— BEGIN Exercise data —

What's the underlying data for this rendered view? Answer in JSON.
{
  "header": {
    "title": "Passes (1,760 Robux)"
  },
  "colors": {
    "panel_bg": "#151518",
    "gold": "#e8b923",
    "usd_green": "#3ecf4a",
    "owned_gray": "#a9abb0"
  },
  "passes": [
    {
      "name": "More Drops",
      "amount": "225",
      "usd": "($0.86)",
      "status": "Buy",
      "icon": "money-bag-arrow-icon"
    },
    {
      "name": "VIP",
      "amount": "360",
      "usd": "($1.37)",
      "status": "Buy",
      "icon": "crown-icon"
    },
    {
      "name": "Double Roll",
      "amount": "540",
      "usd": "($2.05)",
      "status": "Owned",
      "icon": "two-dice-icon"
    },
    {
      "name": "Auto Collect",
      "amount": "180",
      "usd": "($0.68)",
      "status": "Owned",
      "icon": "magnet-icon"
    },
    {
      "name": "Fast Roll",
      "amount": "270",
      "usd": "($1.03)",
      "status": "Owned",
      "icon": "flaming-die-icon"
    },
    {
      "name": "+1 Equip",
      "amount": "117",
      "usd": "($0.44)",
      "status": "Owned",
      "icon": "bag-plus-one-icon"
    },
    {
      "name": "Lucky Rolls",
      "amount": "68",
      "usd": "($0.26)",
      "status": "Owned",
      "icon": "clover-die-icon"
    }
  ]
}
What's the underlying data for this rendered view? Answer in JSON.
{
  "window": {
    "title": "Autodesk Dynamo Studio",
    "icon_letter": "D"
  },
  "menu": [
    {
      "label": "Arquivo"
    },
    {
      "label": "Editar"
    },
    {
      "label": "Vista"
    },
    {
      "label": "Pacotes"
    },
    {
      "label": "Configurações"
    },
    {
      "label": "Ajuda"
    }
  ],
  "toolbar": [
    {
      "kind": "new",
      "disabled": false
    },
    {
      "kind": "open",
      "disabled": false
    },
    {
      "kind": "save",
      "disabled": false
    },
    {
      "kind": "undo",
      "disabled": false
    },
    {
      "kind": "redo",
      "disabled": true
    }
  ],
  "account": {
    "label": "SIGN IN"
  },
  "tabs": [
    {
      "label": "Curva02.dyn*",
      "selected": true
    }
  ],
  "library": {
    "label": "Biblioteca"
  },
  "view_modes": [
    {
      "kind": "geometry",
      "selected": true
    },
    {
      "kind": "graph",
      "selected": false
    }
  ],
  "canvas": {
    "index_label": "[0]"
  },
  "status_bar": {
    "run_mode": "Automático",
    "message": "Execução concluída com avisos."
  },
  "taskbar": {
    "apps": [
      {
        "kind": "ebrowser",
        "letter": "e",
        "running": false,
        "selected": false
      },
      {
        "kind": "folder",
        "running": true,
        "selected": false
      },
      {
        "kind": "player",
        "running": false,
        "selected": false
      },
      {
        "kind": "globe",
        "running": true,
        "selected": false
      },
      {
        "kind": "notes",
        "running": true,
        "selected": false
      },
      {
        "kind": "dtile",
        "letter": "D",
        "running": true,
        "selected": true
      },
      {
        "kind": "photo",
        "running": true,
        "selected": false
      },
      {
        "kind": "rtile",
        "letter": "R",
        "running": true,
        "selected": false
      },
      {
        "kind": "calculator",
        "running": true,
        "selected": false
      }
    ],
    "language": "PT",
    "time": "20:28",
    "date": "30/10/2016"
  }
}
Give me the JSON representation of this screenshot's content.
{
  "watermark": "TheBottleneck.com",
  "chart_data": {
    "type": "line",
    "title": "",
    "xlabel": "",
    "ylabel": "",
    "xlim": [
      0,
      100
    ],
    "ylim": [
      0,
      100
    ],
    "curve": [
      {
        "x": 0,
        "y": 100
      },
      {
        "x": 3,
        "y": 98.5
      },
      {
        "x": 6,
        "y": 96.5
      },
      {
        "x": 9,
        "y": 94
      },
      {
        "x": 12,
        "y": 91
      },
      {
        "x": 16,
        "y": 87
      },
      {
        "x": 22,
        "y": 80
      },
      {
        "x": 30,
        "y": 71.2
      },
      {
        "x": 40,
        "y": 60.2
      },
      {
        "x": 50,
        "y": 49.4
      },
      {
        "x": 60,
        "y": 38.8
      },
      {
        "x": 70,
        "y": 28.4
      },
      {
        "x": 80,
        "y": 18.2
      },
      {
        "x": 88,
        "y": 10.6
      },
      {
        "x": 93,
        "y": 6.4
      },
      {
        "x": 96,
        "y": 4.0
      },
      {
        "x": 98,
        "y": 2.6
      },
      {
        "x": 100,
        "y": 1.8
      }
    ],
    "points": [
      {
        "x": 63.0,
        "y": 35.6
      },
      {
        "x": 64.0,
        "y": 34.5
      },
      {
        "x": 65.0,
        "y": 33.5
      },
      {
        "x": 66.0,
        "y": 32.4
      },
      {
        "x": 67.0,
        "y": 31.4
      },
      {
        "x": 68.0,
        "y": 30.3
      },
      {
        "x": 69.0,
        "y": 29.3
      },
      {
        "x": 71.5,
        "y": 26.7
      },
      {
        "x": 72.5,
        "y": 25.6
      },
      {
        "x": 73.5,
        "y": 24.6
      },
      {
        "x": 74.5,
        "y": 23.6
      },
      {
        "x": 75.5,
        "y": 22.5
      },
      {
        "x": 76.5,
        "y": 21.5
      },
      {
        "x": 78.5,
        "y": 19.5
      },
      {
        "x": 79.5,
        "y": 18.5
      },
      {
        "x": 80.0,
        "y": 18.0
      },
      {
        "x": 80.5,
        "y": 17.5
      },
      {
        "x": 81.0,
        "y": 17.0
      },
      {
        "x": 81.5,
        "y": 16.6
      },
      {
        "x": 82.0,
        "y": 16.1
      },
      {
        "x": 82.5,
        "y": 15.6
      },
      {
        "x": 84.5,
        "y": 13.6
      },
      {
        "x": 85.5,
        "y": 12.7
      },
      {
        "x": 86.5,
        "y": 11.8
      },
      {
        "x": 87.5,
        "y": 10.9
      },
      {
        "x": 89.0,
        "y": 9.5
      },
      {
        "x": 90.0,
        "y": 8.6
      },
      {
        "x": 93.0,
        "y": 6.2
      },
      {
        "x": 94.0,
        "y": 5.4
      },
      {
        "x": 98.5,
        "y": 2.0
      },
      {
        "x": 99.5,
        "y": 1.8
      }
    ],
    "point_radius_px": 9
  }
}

— END Exercise data —

What this task involves = Copy out every line of the listing that includes the string "title".

Result for this task =
    "title": "Passes (1,760 Robux)"
    "title": "Autodesk Dynamo Studio",
    "title": "",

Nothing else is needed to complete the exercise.